**THE EXERCISE**.
Copy each line that holds "make".
┌────────
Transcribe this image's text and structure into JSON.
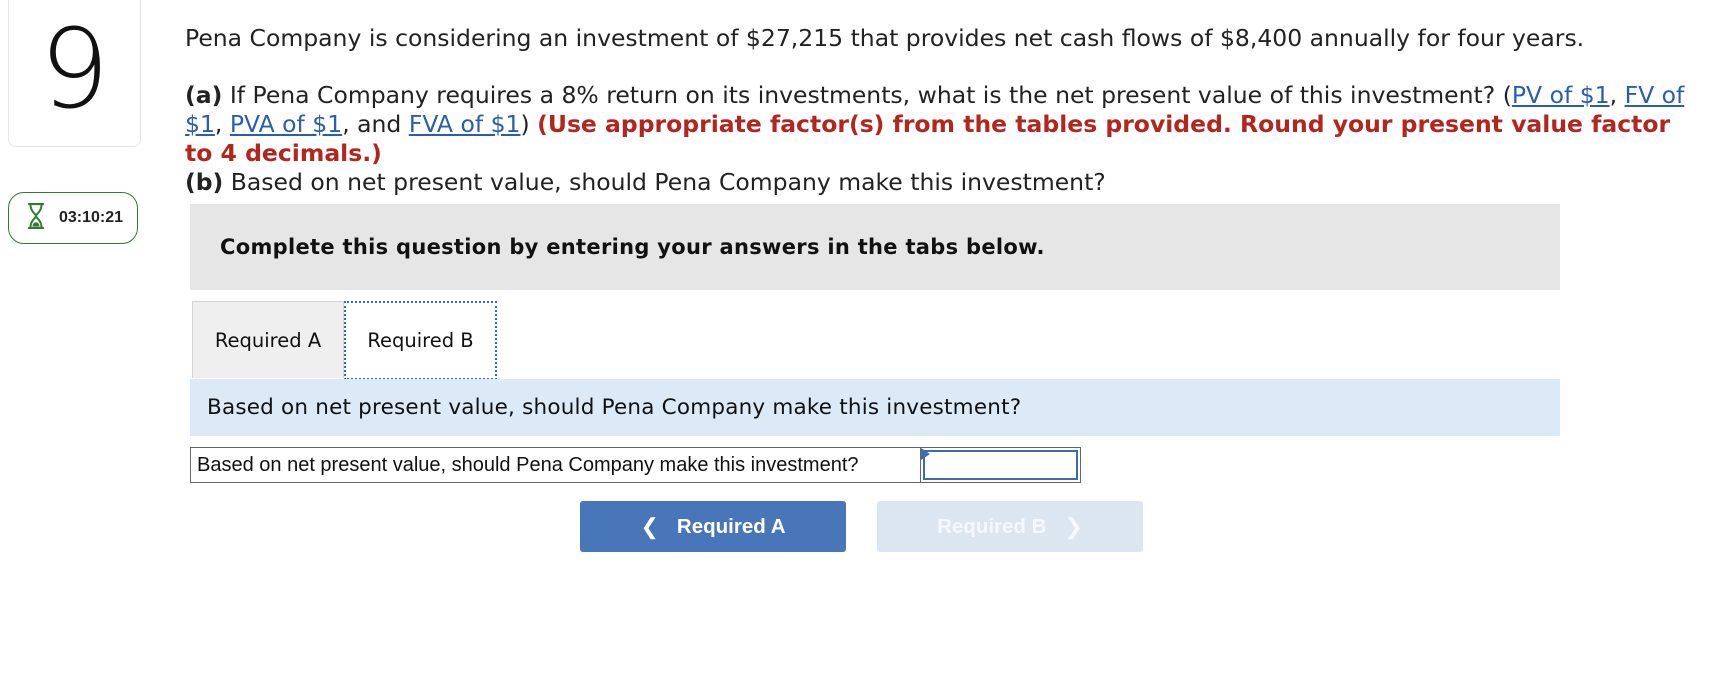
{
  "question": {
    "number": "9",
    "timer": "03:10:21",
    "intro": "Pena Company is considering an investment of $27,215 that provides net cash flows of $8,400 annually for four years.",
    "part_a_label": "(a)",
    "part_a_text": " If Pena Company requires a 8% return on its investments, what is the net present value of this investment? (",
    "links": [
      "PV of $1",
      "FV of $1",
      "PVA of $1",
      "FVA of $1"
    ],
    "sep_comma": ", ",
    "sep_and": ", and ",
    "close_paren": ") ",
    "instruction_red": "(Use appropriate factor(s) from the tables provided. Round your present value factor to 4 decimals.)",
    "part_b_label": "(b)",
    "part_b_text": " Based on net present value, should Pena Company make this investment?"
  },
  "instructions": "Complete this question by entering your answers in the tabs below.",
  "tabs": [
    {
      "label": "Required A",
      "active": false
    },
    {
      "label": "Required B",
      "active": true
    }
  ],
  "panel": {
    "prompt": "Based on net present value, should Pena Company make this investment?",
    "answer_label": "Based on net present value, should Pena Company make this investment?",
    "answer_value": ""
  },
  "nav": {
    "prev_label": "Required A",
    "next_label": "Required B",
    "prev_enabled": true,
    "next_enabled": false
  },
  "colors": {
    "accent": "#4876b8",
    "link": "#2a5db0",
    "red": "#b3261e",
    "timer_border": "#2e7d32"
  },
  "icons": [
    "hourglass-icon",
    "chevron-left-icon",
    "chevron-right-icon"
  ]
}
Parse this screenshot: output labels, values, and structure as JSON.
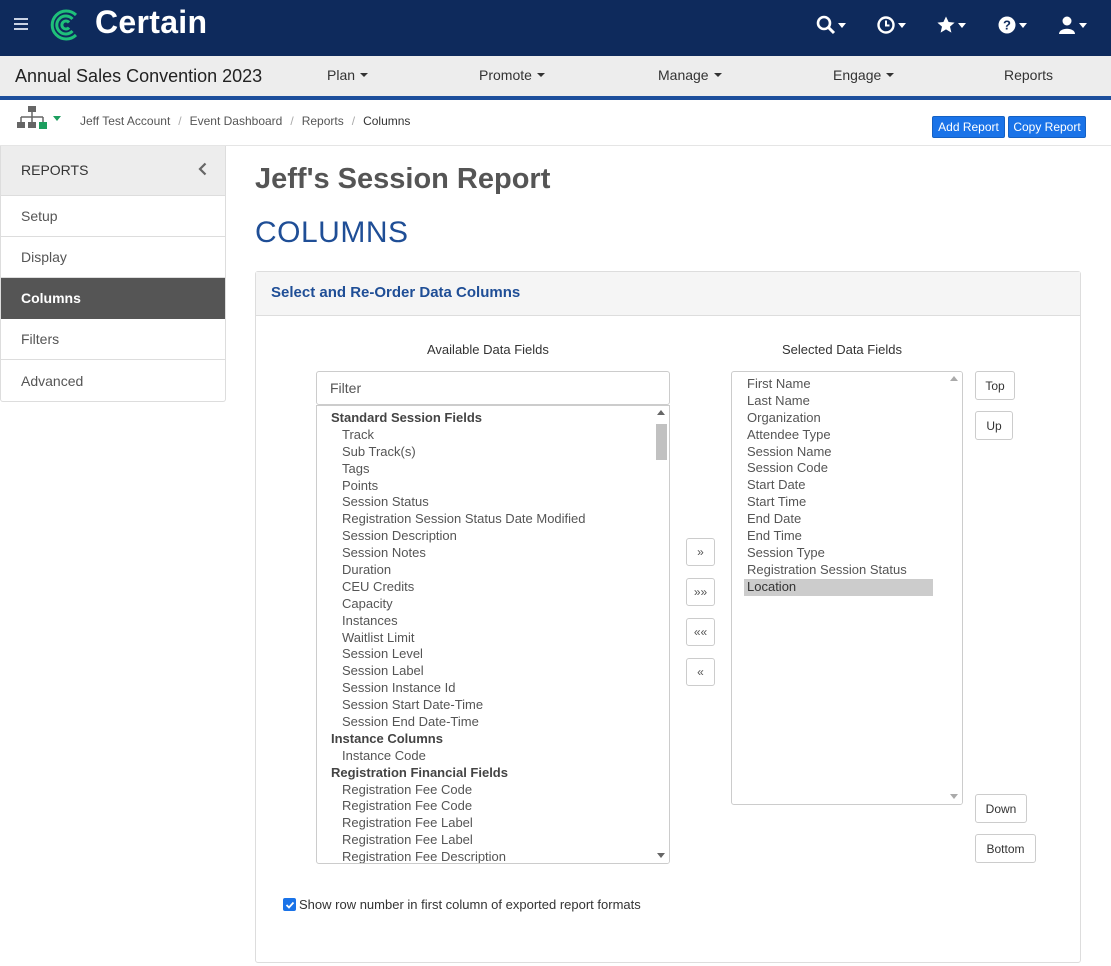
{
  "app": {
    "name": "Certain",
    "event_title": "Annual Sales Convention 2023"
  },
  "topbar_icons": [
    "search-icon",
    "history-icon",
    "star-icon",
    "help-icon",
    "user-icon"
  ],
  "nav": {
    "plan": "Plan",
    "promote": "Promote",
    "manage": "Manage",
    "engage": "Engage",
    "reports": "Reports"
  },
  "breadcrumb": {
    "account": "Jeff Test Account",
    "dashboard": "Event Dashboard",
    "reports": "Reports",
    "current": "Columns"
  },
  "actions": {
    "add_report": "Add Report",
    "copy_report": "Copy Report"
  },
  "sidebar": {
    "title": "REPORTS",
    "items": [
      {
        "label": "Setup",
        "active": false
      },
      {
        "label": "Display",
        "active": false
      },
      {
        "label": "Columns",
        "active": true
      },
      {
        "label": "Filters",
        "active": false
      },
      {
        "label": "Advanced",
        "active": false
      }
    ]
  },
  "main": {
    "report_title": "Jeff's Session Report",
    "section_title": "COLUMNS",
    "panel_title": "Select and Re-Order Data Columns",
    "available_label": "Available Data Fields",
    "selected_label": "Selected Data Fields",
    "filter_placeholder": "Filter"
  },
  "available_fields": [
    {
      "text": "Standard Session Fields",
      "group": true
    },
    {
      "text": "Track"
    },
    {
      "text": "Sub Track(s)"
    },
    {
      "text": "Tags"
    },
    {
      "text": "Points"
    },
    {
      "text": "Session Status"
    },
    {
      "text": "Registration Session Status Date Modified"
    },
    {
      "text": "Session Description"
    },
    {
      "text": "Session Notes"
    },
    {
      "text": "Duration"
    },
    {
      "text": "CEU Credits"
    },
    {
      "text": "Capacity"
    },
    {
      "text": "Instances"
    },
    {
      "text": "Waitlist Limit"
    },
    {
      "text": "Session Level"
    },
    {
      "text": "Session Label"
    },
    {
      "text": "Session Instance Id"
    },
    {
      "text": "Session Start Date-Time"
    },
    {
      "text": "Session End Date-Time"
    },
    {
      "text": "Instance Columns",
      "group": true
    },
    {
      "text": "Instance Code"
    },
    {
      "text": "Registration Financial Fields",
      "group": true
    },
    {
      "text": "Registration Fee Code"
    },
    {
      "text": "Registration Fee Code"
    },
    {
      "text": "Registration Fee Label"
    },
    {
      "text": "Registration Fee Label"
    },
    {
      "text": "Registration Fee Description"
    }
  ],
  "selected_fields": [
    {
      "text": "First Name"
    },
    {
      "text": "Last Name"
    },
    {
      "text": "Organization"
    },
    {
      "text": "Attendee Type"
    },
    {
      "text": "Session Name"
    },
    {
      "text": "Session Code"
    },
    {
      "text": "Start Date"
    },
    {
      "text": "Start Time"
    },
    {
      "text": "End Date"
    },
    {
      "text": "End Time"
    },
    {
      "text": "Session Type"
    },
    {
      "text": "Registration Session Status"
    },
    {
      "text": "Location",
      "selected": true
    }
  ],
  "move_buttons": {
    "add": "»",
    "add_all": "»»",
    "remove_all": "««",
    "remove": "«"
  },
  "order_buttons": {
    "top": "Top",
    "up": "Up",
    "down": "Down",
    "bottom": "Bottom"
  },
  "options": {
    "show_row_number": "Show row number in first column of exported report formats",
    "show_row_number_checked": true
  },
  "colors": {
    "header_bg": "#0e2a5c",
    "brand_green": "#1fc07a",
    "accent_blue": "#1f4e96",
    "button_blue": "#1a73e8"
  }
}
└────────
┌────────
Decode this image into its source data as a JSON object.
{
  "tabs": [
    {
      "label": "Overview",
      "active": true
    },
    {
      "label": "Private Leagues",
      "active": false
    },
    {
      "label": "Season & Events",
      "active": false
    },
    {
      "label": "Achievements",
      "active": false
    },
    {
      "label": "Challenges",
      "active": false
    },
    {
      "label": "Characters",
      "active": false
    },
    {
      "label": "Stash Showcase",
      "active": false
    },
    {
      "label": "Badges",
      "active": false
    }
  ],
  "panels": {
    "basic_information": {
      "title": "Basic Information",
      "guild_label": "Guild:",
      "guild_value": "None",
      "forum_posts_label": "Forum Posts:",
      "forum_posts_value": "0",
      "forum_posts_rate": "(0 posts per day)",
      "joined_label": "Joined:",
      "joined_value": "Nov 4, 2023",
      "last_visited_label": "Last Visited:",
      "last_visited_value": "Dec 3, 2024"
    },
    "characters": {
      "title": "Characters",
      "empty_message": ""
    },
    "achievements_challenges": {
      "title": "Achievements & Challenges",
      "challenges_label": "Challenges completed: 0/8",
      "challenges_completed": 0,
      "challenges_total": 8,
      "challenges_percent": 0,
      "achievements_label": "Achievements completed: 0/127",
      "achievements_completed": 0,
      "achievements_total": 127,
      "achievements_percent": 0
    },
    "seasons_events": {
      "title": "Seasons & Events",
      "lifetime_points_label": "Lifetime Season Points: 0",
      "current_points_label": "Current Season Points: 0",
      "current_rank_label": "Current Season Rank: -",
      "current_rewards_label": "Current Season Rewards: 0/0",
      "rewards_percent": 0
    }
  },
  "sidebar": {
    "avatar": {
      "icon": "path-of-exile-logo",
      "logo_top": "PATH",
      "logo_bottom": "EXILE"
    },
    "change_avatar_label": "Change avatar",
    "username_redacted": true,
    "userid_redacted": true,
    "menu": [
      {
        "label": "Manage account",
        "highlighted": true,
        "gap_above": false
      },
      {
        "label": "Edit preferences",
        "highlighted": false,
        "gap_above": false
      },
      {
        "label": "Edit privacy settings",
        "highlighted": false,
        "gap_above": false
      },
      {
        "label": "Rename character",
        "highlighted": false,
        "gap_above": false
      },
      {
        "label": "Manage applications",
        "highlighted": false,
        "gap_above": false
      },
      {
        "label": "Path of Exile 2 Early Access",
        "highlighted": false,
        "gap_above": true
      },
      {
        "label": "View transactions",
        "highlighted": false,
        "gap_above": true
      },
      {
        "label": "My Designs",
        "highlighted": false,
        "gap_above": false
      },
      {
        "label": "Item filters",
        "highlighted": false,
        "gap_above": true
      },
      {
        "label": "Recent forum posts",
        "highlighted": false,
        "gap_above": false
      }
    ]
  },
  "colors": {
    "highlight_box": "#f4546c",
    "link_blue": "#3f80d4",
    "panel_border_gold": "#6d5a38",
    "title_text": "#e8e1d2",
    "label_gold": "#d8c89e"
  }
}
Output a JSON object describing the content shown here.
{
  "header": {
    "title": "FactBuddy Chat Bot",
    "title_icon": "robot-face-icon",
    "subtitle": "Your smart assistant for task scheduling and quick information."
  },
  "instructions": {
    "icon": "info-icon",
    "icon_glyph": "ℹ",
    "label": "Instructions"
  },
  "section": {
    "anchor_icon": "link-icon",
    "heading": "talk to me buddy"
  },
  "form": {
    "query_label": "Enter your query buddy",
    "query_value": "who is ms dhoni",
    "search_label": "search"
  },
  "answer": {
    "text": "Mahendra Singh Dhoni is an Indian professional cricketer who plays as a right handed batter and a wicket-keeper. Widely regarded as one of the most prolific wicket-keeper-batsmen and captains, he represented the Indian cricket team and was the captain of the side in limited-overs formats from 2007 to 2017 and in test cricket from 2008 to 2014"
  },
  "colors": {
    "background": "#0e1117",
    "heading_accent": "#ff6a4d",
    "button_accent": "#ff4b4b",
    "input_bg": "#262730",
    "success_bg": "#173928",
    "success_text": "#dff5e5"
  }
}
└────────
┌────────
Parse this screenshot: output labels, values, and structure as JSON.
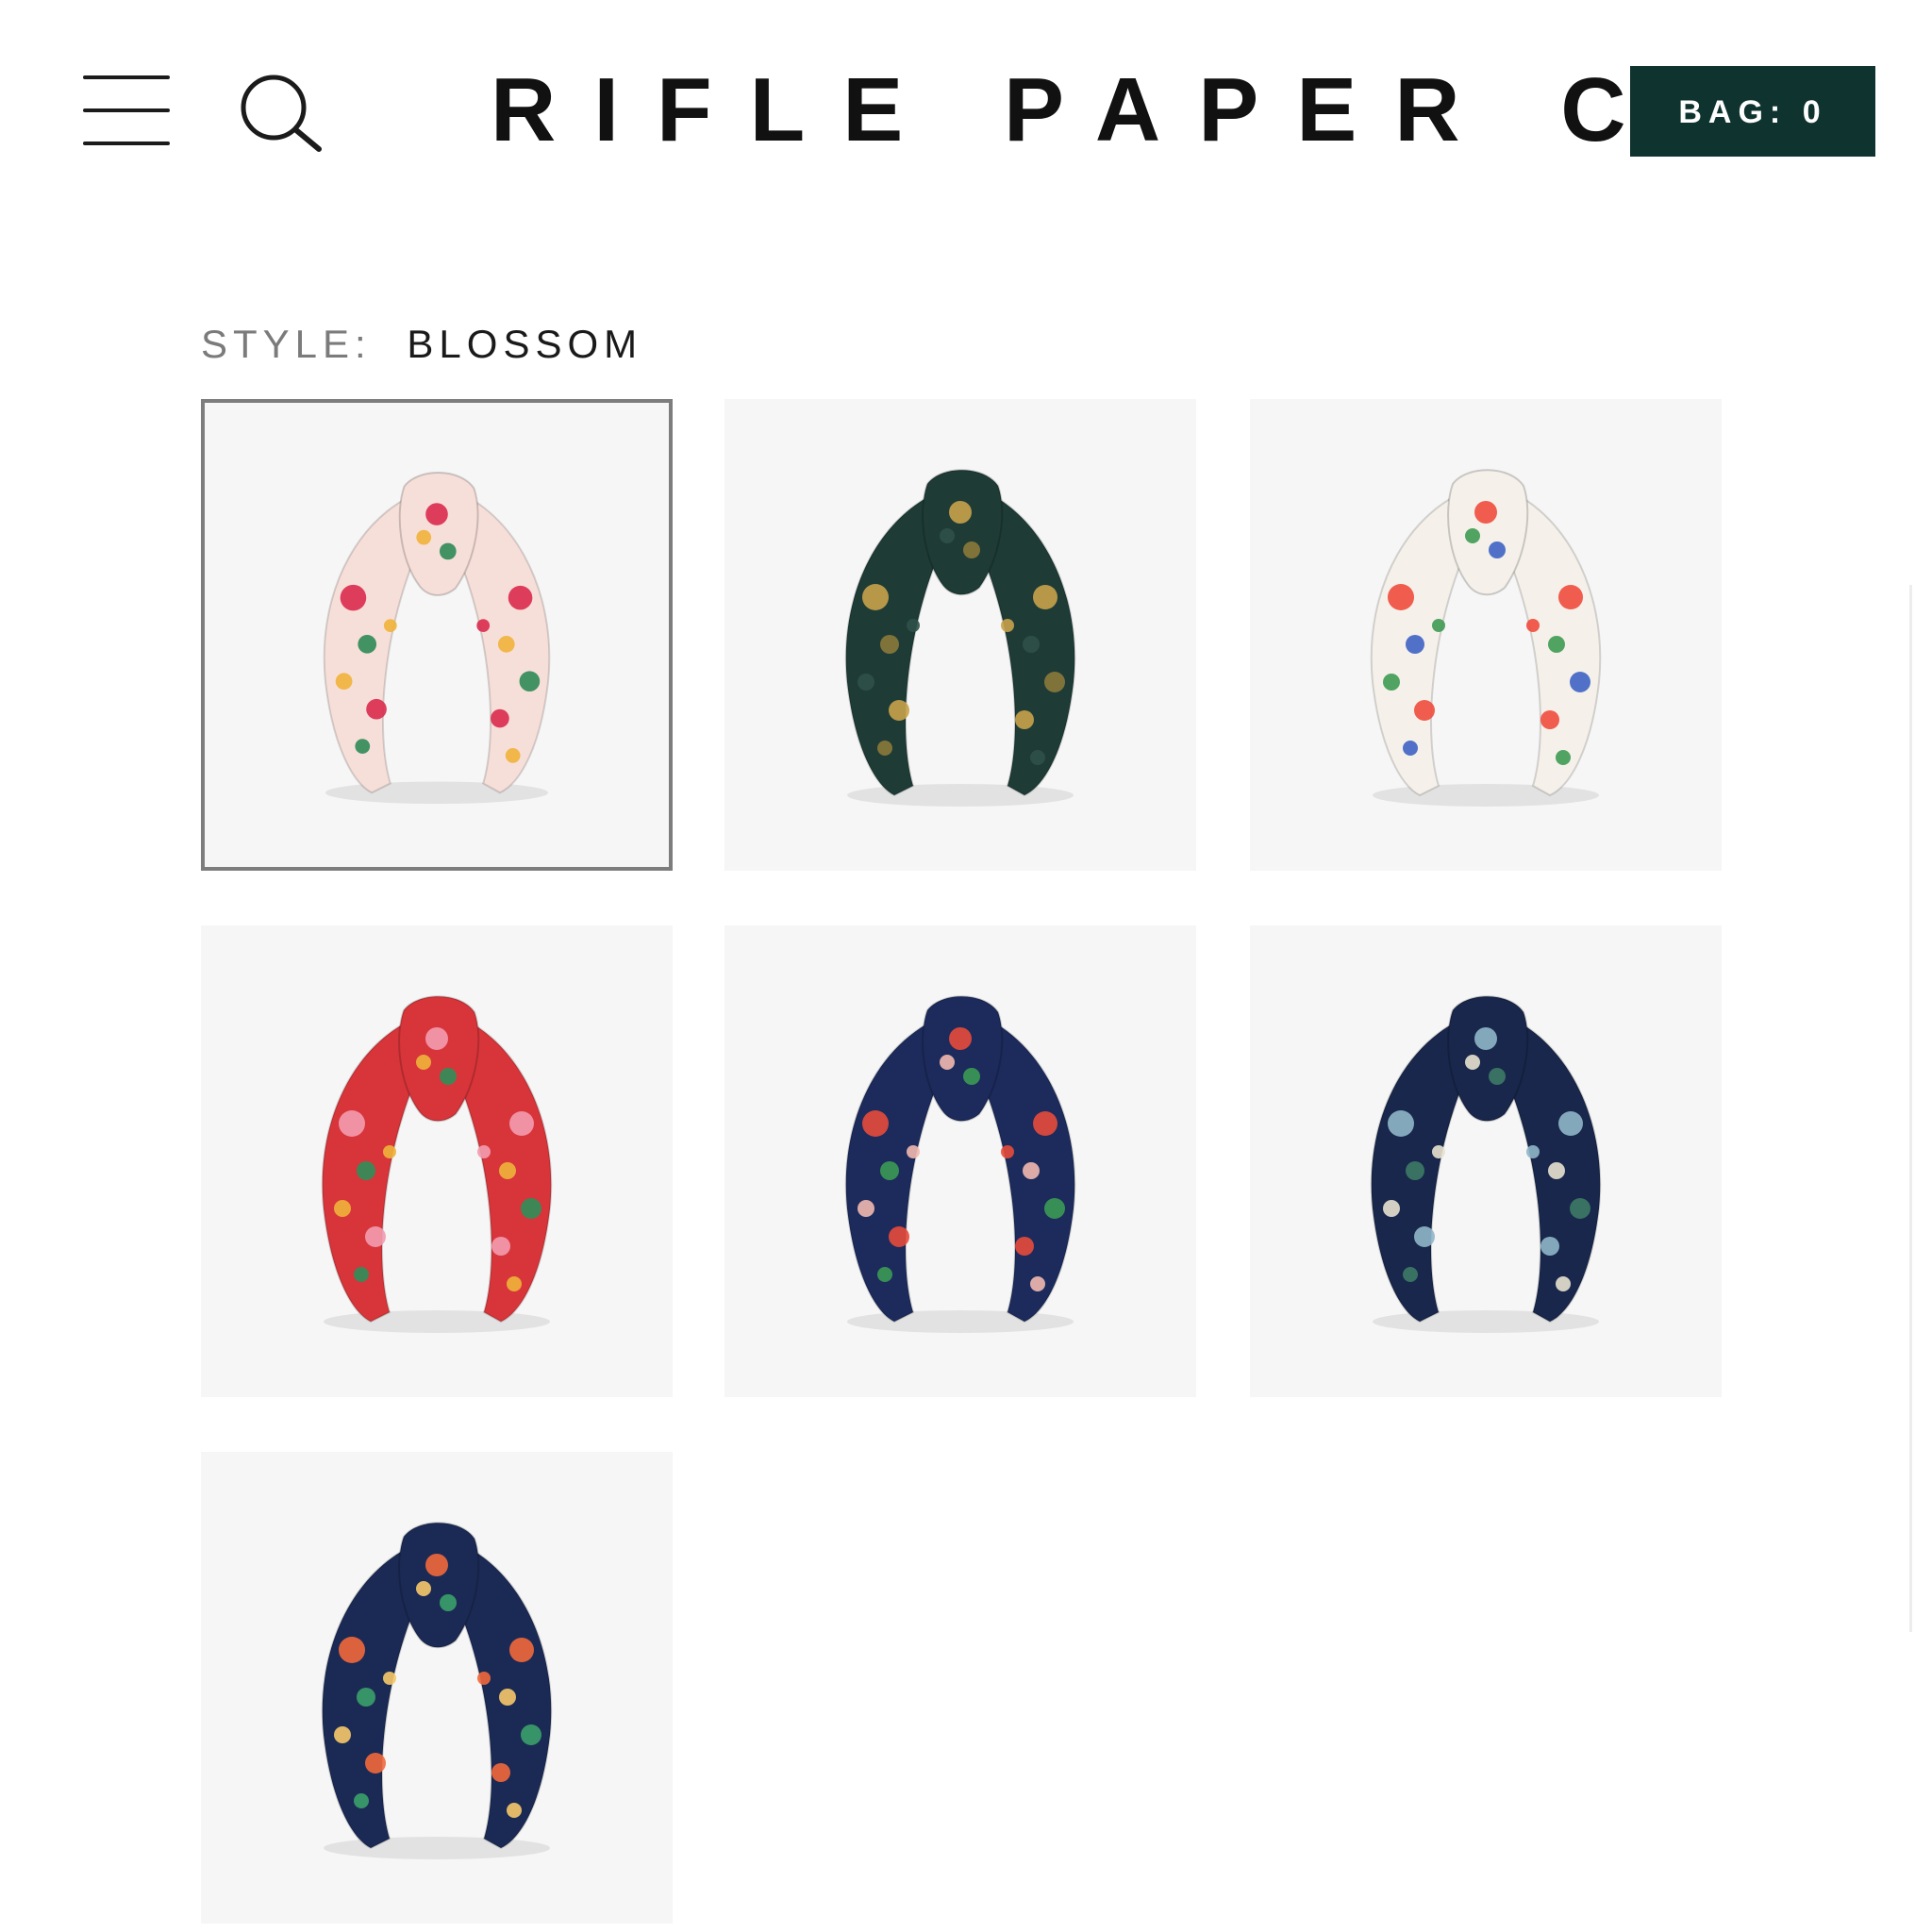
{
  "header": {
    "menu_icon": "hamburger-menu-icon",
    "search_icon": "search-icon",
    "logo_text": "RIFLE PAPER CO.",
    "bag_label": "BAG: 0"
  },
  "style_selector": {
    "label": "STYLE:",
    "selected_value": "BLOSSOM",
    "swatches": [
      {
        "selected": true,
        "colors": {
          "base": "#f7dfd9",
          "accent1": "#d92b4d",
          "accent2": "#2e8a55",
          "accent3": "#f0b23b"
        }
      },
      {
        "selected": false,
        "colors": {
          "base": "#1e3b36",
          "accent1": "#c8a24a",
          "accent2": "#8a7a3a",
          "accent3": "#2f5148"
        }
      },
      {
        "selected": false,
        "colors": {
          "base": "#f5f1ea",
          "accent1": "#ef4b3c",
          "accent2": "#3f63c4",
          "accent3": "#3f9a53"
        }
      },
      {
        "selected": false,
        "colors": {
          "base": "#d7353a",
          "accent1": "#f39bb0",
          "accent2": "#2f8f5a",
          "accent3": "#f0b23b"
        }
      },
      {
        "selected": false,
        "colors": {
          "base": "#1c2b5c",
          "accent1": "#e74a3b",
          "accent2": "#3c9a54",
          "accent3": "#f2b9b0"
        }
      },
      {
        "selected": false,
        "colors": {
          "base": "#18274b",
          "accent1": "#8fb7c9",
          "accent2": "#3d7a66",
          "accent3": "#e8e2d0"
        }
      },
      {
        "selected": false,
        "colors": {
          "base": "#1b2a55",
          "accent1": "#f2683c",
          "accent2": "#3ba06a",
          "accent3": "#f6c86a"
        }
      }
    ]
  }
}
└────────
**REPLY TO THE EXERCISE**.
    "part_b_text": " Based on net present value, should Pena Company make this investment?"
    "prompt": "Based on net present value, should Pena Company make this investment?",
    "answer_label": "Based on net present value, should Pena Company make this investment?",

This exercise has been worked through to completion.